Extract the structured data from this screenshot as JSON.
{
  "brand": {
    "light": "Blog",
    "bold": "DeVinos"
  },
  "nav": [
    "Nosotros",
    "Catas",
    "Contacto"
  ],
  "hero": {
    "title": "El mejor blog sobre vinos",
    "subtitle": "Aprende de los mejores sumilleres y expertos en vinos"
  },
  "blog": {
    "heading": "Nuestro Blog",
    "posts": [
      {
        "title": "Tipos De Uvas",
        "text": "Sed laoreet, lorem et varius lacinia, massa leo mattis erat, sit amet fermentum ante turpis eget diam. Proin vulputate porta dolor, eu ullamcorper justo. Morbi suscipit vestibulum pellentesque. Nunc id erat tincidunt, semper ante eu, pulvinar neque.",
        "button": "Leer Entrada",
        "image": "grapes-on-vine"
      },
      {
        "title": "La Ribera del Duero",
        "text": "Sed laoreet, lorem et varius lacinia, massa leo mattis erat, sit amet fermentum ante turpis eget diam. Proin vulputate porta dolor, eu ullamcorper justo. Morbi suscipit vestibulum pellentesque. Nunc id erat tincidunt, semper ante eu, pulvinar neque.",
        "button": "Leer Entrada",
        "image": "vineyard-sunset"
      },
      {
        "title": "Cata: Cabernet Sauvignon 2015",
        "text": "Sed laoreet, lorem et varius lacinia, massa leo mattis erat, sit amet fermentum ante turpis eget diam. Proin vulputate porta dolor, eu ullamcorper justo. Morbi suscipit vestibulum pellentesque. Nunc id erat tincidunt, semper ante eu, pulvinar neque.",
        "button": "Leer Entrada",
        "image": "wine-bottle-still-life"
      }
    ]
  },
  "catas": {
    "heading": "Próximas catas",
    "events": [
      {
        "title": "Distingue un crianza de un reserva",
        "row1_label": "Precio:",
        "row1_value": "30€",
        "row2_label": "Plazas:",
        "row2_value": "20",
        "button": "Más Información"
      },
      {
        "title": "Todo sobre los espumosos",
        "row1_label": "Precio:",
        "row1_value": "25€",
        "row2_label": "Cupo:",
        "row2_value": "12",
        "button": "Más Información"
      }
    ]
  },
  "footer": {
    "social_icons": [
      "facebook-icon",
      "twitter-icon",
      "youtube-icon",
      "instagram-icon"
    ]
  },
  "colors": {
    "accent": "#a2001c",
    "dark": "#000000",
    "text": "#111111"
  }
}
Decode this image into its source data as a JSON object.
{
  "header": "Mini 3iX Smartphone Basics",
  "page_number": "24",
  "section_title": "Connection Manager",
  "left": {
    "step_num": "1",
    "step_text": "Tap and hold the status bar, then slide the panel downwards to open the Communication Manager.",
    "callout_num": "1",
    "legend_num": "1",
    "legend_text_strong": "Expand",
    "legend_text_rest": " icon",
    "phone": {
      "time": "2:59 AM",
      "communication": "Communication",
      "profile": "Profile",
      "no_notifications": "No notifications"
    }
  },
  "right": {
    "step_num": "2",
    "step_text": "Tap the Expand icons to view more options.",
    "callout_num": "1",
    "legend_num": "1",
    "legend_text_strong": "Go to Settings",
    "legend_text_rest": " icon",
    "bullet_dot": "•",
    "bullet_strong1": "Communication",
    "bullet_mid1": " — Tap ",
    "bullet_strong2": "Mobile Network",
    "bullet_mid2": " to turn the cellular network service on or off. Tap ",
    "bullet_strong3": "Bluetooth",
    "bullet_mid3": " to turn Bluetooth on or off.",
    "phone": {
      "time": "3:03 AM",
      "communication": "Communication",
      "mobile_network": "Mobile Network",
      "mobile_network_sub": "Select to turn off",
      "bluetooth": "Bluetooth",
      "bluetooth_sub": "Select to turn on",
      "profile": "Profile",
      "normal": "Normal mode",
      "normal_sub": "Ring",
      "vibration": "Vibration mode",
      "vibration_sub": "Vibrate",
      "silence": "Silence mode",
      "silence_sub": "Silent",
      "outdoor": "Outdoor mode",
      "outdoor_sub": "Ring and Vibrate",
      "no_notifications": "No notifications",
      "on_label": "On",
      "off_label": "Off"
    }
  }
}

#### Stated problem
Copy all the lines, exactly.

#### Completed exercise
Extract the structured data from this screenshot as JSON.
{
  "brand": {
    "light": "Blog",
    "bold": "DeVinos"
  },
  "nav": [
    "Nosotros",
    "Catas",
    "Contacto"
  ],
  "hero": {
    "title": "El mejor blog sobre vinos",
    "subtitle": "Aprende de los mejores sumilleres y expertos en vinos"
  },
  "blog": {
    "heading": "Nuestro Blog",
    "posts": [
      {
        "title": "Tipos De Uvas",
        "text": "Sed laoreet, lorem et varius lacinia, massa leo mattis erat, sit amet fermentum ante turpis eget diam. Proin vulputate porta dolor, eu ullamcorper justo. Morbi suscipit vestibulum pellentesque. Nunc id erat tincidunt, semper ante eu, pulvinar neque.",
        "button": "Leer Entrada",
        "image": "grapes-on-vine"
      },
      {
        "title": "La Ribera del Duero",
        "text": "Sed laoreet, lorem et varius lacinia, massa leo mattis erat, sit amet fermentum ante turpis eget diam. Proin vulputate porta dolor, eu ullamcorper justo. Morbi suscipit vestibulum pellentesque. Nunc id erat tincidunt, semper ante eu, pulvinar neque.",
        "button": "Leer Entrada",
        "image": "vineyard-sunset"
      },
      {
        "title": "Cata: Cabernet Sauvignon 2015",
        "text": "Sed laoreet, lorem et varius lacinia, massa leo mattis erat, sit amet fermentum ante turpis eget diam. Proin vulputate porta dolor, eu ullamcorper justo. Morbi suscipit vestibulum pellentesque. Nunc id erat tincidunt, semper ante eu, pulvinar neque.",
        "button": "Leer Entrada",
        "image": "wine-bottle-still-life"
      }
    ]
  },
  "catas": {
    "heading": "Próximas catas",
    "events": [
      {
        "title": "Distingue un crianza de un reserva",
        "row1_label": "Precio:",
        "row1_value": "30€",
        "row2_label": "Plazas:",
        "row2_value": "20",
        "button": "Más Información"
      },
      {
        "title": "Todo sobre los espumosos",
        "row1_label": "Precio:",
        "row1_value": "25€",
        "row2_label": "Cupo:",
        "row2_value": "12",
        "button": "Más Información"
      }
    ]
  },
  "footer": {
    "social_icons": [
      "facebook-icon",
      "twitter-icon",
      "youtube-icon",
      "instagram-icon"
    ]
  },
  "colors": {
    "accent": "#a2001c",
    "dark": "#000000",
    "text": "#111111"
  }
}
Decode this image into its source data as a JSON object.
{
  "header": "Mini 3iX Smartphone Basics",
  "page_number": "24",
  "section_title": "Connection Manager",
  "left": {
    "step_num": "1",
    "step_text": "Tap and hold the status bar, then slide the panel downwards to open the Communication Manager.",
    "callout_num": "1",
    "legend_num": "1",
    "legend_text_strong": "Expand",
    "legend_text_rest": " icon",
    "phone": {
      "time": "2:59 AM",
      "communication": "Communication",
      "profile": "Profile",
      "no_notifications": "No notifications"
    }
  },
  "right": {
    "step_num": "2",
    "step_text": "Tap the Expand icons to view more options.",
    "callout_num": "1",
    "legend_num": "1",
    "legend_text_strong": "Go to Settings",
    "legend_text_rest": " icon",
    "bullet_dot": "•",
    "bullet_strong1": "Communication",
    "bullet_mid1": " — Tap ",
    "bullet_strong2": "Mobile Network",
    "bullet_mid2": " to turn the cellular network service on or off. Tap ",
    "bullet_strong3": "Bluetooth",
    "bullet_mid3": " to turn Bluetooth on or off.",
    "phone": {
      "time": "3:03 AM",
      "communication": "Communication",
      "mobile_network": "Mobile Network",
      "mobile_network_sub": "Select to turn off",
      "bluetooth": "Bluetooth",
      "bluetooth_sub": "Select to turn on",
      "profile": "Profile",
      "normal": "Normal mode",
      "normal_sub": "Ring",
      "vibration": "Vibration mode",
      "vibration_sub": "Vibrate",
      "silence": "Silence mode",
      "silence_sub": "Silent",
      "outdoor": "Outdoor mode",
      "outdoor_sub": "Ring and Vibrate",
      "no_notifications": "No notifications",
      "on_label": "On",
      "off_label": "Off"
    }
  }
}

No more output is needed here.